PROBLEM DETAILS: Look through the listing for the word "Risk". Copy each line that has it.

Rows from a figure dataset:
◇ ◇ ◇
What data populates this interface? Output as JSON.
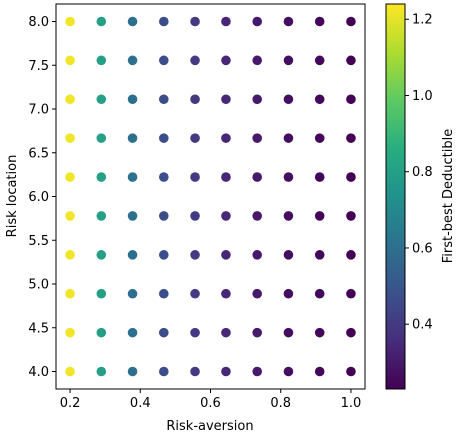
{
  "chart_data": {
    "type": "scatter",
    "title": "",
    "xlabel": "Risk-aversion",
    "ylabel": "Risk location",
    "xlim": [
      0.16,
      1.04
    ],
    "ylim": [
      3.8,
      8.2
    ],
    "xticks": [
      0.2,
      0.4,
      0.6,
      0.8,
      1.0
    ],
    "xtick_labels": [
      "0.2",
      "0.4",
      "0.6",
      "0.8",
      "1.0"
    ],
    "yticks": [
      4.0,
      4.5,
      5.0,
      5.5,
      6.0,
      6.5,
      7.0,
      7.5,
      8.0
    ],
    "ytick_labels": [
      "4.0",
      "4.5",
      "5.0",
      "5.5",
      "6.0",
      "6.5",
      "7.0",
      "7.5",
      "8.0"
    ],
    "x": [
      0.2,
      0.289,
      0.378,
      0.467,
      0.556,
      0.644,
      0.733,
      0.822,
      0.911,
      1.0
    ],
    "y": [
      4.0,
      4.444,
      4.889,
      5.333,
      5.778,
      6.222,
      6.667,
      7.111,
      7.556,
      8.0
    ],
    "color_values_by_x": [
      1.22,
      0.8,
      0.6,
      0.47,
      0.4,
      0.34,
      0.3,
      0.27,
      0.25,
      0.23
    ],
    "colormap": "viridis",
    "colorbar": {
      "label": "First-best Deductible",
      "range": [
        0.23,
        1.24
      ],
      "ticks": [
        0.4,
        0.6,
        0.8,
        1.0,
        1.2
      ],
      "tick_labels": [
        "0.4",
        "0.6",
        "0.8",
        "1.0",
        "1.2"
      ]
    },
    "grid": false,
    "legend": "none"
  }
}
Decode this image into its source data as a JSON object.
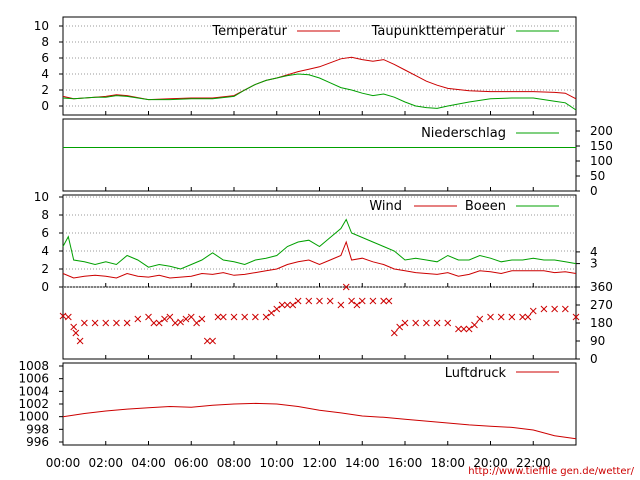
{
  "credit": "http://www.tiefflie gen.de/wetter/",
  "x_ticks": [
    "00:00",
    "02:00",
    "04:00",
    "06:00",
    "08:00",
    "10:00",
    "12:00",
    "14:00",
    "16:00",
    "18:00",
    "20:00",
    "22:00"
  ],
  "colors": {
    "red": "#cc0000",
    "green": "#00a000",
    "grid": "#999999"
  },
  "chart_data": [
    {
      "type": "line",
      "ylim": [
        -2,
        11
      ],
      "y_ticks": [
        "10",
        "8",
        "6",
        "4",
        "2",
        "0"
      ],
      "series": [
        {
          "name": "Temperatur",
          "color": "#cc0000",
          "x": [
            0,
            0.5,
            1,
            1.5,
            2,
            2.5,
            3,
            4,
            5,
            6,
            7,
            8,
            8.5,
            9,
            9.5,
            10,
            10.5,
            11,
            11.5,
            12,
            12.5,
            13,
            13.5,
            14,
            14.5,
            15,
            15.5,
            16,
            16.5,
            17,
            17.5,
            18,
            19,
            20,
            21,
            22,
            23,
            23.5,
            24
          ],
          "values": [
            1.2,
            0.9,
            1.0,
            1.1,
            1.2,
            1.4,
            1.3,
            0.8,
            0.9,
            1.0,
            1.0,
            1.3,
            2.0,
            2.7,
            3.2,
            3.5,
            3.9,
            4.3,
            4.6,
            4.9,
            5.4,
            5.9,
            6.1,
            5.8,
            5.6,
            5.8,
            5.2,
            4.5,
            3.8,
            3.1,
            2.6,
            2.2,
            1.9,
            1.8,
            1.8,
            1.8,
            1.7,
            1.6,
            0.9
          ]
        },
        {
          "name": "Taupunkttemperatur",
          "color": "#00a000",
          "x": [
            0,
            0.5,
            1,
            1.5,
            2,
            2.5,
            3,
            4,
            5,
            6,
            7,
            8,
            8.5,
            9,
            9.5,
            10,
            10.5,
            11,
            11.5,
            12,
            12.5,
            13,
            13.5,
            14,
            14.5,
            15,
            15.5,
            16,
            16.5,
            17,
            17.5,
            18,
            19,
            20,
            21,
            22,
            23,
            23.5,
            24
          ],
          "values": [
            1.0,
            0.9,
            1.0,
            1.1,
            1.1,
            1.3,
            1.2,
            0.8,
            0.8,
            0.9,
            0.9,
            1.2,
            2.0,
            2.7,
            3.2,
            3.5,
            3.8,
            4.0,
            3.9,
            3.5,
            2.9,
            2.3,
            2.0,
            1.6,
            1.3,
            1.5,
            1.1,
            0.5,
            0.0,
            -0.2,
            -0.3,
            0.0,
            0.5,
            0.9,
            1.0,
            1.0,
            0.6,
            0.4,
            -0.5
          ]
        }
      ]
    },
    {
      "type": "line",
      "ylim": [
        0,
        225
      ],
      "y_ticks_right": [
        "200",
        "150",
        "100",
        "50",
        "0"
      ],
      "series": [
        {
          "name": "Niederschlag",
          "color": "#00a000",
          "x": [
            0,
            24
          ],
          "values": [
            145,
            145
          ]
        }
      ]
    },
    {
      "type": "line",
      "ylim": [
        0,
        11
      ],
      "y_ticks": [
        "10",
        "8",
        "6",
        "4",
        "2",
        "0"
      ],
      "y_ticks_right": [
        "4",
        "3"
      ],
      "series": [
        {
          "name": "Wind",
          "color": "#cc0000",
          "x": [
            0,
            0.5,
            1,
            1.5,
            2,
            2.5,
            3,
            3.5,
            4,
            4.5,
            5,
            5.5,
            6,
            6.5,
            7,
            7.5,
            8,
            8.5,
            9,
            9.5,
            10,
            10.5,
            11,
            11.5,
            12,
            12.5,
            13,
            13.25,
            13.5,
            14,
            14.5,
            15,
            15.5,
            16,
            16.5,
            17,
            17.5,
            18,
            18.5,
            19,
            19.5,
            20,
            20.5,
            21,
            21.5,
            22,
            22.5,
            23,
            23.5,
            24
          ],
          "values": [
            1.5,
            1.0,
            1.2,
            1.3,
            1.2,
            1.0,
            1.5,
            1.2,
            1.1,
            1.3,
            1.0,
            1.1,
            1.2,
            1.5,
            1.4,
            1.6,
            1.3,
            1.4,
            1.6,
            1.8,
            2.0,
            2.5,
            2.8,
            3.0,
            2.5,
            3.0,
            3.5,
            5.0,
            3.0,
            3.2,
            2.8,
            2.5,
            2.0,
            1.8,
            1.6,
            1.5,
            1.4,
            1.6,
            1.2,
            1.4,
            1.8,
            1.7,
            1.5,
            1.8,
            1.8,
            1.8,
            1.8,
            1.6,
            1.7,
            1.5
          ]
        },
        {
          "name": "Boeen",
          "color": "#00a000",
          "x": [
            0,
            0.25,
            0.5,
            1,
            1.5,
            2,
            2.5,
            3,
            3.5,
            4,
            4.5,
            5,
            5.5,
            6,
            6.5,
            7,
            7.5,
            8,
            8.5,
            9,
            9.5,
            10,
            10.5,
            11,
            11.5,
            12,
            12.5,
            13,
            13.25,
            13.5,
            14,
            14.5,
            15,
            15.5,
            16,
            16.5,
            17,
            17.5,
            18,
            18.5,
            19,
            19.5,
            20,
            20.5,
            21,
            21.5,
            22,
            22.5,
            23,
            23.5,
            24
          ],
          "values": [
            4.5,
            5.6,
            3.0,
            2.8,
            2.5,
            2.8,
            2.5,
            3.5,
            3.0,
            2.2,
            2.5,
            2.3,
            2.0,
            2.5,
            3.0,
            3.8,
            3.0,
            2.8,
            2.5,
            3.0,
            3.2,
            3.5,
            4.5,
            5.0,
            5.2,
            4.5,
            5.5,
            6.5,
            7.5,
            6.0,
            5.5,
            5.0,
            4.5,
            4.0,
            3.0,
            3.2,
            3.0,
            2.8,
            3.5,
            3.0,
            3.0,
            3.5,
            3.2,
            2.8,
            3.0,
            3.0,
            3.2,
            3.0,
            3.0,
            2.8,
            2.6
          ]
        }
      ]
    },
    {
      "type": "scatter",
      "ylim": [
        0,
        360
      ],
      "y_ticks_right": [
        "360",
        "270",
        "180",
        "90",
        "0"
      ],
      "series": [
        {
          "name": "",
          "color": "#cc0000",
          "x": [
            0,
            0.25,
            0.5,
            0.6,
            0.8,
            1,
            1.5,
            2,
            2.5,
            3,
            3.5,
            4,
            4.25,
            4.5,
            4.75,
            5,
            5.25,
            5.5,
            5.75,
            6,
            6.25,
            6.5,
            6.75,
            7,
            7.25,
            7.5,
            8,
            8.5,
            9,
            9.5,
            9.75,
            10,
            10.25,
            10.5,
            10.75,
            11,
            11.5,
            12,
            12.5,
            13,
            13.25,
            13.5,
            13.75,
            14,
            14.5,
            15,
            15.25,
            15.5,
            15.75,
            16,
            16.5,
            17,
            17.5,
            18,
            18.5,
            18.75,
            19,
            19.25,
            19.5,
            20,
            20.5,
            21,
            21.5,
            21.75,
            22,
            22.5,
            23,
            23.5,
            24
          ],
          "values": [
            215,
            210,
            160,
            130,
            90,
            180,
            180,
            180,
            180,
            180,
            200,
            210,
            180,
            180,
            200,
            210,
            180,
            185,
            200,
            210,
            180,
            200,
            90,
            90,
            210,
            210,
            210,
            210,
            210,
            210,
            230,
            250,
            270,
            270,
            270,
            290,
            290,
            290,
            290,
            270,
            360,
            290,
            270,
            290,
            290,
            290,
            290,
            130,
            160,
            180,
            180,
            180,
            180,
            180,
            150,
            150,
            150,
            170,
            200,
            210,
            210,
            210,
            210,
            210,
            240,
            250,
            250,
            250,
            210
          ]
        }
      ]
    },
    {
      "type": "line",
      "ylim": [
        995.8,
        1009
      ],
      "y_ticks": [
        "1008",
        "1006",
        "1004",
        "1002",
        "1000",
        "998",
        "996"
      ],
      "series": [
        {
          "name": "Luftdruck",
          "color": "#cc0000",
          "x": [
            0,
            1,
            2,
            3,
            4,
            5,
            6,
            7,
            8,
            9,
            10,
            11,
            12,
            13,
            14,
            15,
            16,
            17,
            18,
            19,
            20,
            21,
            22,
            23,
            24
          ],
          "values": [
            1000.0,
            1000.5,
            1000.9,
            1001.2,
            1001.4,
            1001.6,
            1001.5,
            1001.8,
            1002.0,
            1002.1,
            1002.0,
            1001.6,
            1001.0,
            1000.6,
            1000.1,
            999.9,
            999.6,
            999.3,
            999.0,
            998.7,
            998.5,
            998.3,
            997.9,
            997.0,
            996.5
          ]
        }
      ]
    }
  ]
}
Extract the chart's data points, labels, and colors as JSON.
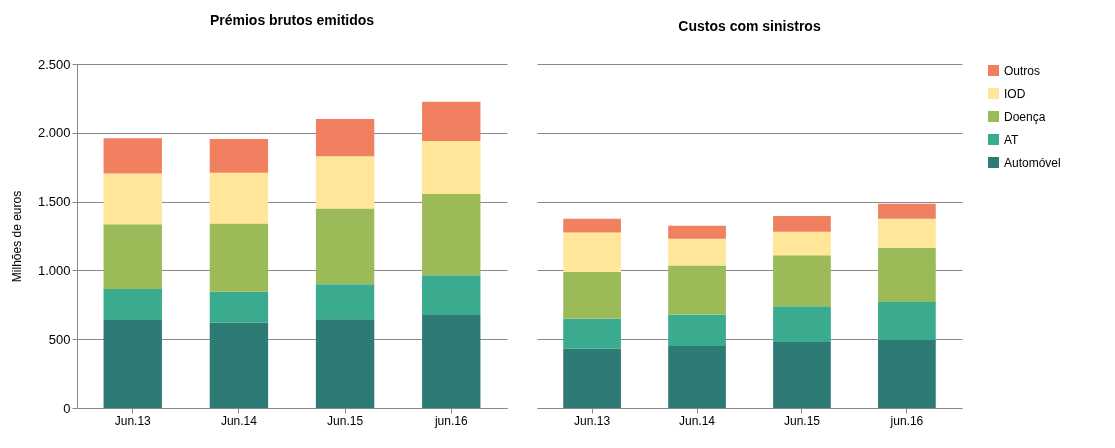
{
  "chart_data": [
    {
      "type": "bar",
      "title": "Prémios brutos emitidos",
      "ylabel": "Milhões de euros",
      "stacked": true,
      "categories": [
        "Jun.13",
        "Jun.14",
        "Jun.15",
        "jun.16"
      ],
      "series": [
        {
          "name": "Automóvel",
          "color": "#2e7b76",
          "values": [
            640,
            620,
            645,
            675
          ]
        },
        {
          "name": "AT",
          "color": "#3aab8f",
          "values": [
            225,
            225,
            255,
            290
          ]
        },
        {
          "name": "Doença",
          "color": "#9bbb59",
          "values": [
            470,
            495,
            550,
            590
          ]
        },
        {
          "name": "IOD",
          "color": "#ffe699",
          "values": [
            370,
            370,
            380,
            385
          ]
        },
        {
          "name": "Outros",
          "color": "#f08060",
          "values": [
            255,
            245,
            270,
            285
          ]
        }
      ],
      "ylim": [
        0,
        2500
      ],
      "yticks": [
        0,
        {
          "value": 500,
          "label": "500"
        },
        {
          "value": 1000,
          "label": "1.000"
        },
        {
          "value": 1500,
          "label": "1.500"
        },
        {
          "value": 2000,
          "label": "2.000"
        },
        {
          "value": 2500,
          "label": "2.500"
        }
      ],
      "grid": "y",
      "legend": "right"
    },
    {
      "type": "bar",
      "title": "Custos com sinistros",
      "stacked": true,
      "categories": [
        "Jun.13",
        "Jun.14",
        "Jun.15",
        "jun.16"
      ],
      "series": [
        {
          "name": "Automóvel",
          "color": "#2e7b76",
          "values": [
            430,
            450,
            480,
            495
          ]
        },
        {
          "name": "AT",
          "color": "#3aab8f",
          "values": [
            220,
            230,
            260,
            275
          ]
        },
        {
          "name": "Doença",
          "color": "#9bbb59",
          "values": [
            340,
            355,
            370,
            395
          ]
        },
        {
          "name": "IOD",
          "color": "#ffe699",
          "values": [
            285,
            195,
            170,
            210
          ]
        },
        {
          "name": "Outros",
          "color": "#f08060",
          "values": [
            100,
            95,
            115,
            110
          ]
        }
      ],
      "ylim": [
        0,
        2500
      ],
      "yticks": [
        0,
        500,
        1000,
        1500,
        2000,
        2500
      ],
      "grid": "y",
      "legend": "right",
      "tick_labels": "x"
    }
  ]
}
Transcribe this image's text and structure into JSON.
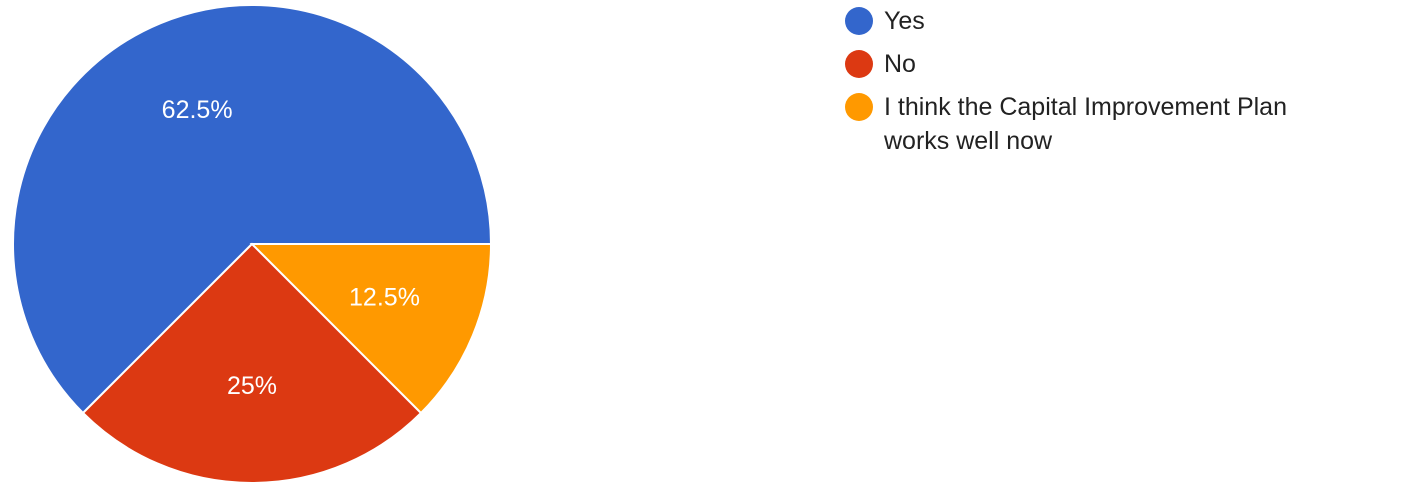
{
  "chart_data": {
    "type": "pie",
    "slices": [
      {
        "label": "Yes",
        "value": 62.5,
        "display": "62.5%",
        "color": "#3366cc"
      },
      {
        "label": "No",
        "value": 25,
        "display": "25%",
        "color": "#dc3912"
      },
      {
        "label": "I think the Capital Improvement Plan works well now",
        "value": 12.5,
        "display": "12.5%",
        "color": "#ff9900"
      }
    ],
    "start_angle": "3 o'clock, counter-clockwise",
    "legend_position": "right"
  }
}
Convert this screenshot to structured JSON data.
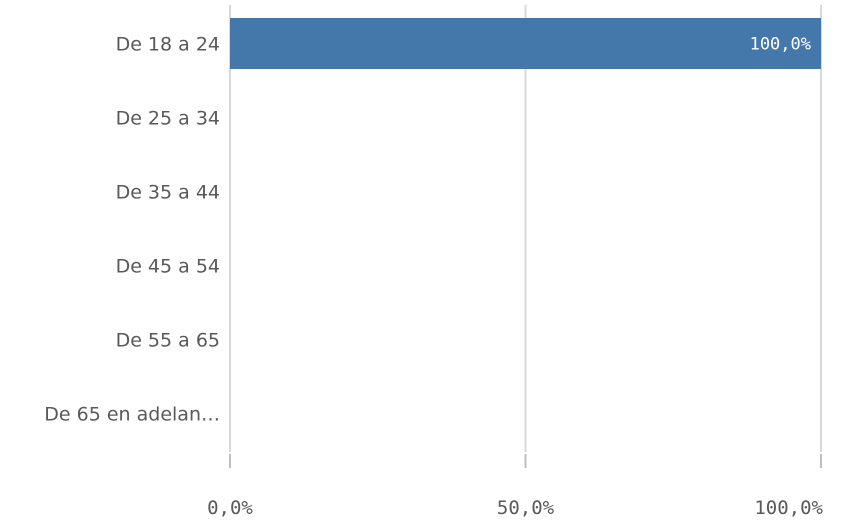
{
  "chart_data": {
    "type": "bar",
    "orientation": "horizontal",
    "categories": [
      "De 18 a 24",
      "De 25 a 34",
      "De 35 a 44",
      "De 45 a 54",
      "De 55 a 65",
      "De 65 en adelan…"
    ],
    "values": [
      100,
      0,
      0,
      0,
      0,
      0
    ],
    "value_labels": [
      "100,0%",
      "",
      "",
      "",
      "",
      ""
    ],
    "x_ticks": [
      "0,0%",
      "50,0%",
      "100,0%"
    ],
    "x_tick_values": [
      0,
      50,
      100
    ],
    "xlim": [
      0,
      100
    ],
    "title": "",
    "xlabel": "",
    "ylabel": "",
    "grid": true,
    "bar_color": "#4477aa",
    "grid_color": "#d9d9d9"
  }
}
◇ ◇ ◇
RESPONSE:
    "xlabel": "Risk-aversion",
    "ylabel": "Risk location",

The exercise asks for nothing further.